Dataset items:

--------------------

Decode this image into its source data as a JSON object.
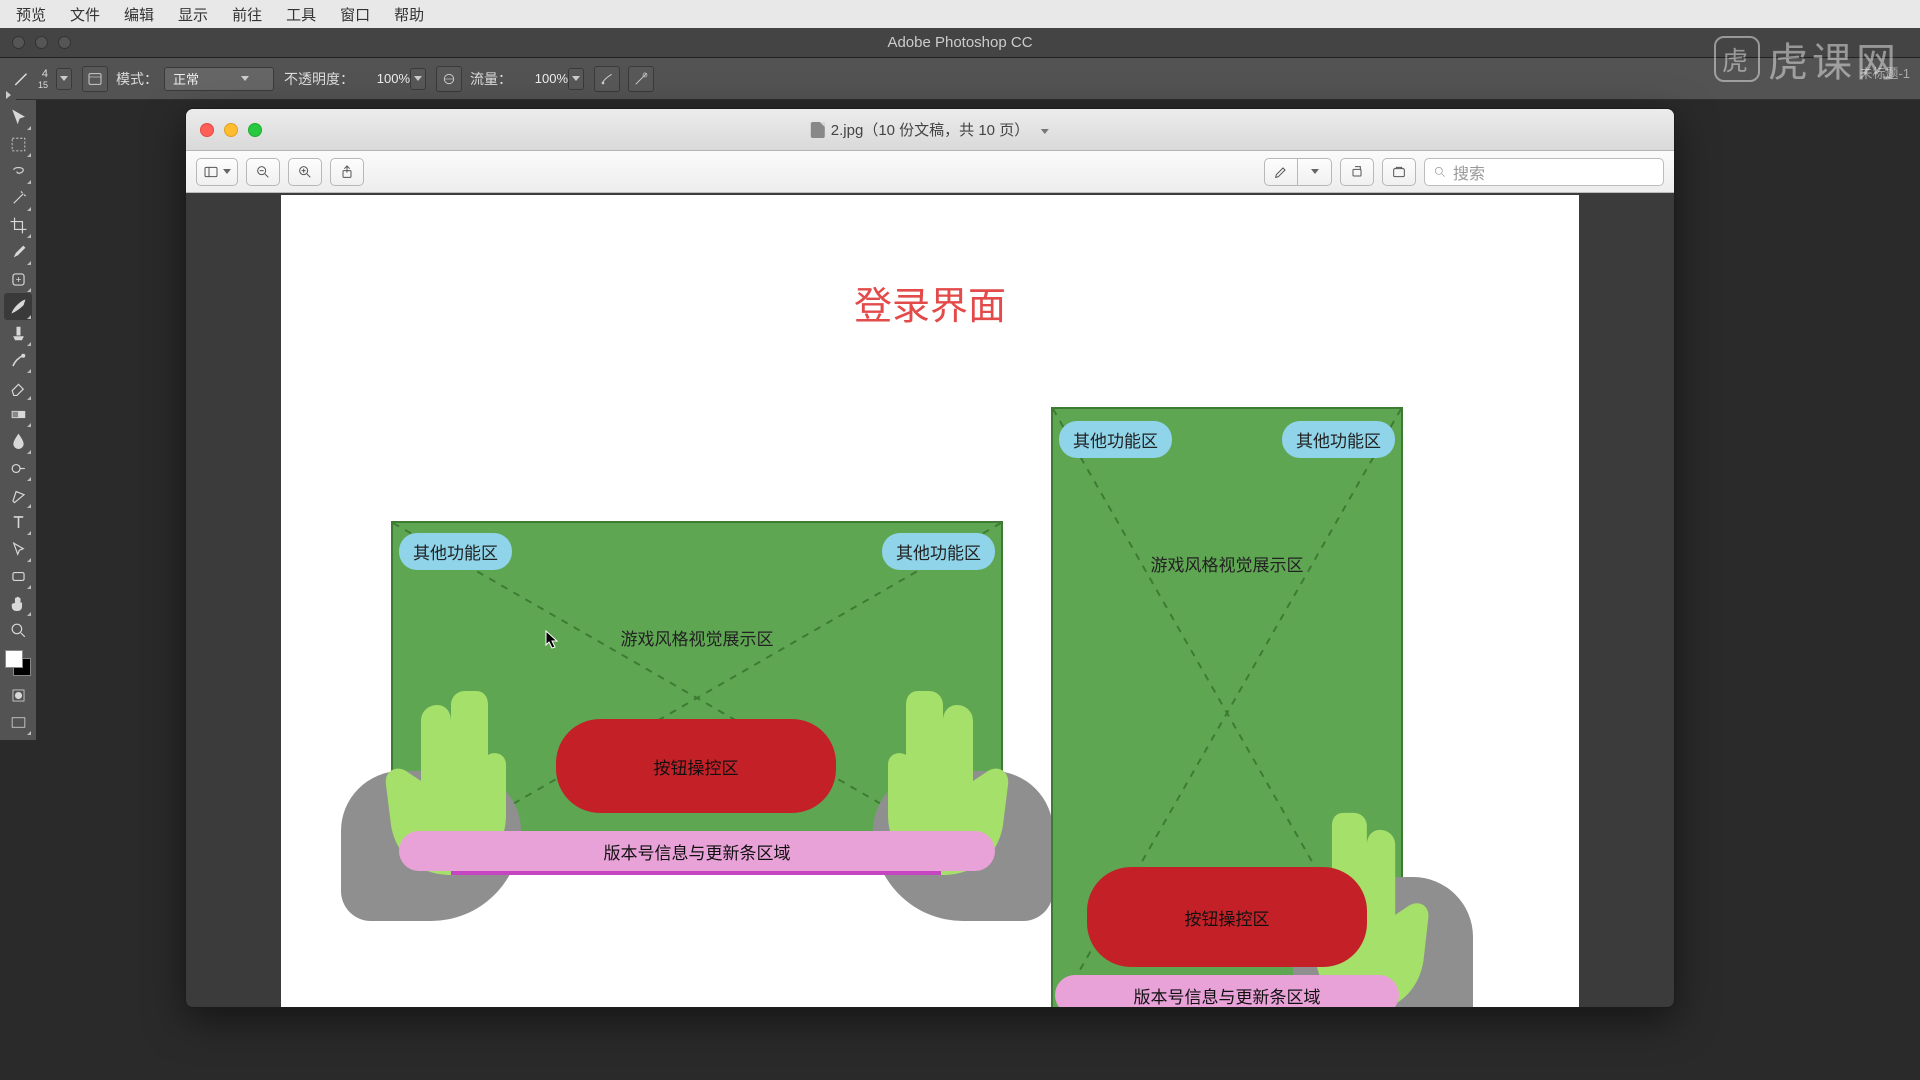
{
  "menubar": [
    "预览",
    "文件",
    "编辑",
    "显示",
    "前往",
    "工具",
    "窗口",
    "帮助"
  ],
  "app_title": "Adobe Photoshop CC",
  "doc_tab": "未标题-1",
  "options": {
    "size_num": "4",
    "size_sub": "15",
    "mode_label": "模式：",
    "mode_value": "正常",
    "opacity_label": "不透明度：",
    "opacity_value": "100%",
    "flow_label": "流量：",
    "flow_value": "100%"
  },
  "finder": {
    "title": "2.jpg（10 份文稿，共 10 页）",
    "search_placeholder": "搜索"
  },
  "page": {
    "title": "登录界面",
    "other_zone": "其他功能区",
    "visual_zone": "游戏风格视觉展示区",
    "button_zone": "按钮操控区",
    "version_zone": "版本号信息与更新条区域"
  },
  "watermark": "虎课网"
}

--------------------

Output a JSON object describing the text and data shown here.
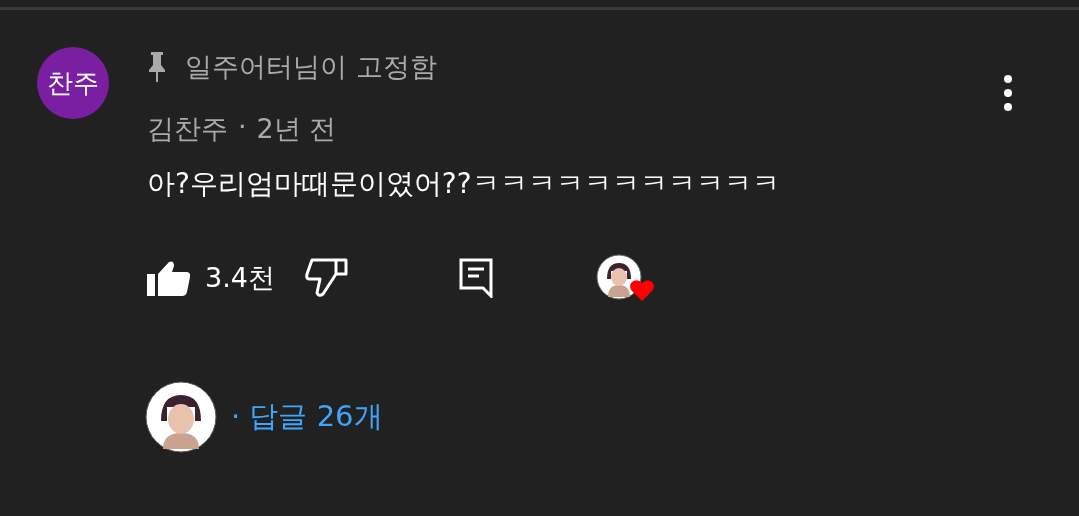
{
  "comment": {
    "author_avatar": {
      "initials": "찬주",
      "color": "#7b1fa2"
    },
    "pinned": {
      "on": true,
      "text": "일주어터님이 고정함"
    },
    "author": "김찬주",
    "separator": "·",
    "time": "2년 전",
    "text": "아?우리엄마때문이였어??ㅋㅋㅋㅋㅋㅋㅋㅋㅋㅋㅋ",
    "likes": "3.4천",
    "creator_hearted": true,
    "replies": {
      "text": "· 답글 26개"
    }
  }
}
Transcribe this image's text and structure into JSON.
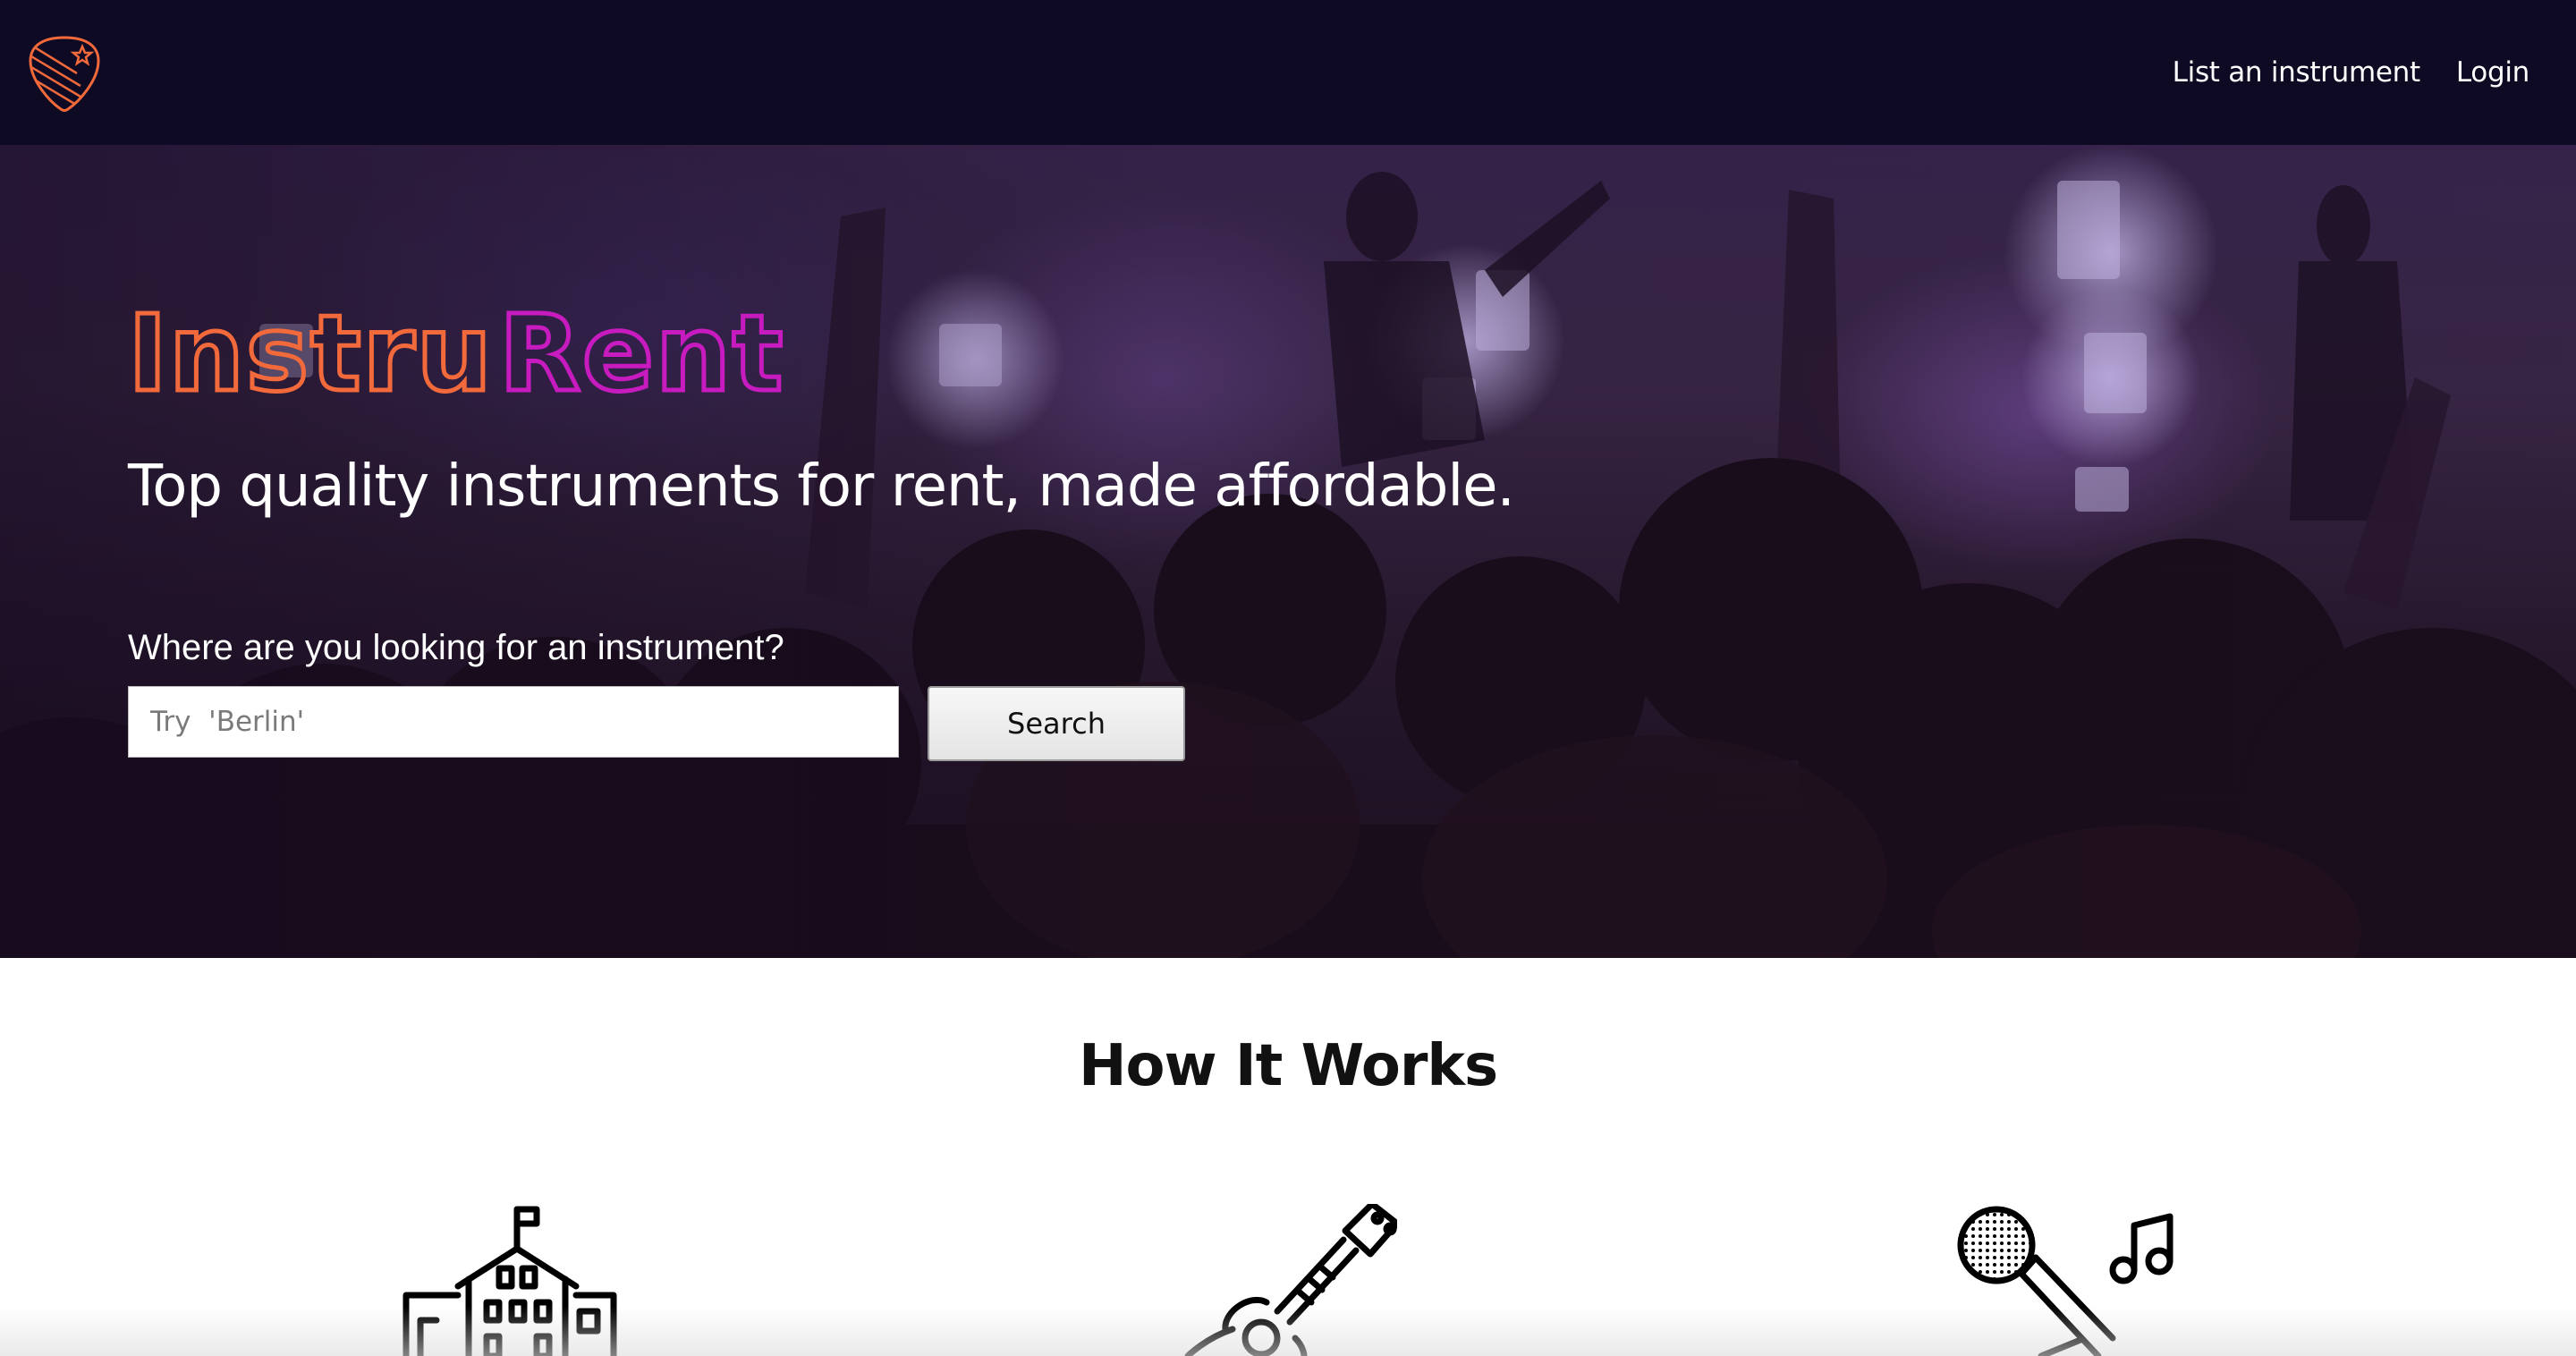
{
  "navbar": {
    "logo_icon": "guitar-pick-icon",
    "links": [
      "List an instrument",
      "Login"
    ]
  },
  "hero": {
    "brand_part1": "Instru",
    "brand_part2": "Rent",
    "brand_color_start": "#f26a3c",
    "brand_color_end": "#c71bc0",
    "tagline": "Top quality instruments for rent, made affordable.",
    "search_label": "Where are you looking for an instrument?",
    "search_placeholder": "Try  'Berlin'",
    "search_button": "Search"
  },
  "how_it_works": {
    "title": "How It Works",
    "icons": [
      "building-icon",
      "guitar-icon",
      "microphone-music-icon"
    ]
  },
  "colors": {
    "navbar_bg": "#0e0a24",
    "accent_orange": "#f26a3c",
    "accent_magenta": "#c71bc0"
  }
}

--------------------

• [Required task]
Copy each line above that contains the string "text".

• [Output of the task]
Output a JSON object describing the text and data shown here.
      "text": "일주어터님이 고정함"
    "text": "아?우리엄마때문이였어??ㅋㅋㅋㅋㅋㅋㅋㅋㅋㅋㅋ",
      "text": "· 답글 26개"
Transcribe this image's text and structure into JSON.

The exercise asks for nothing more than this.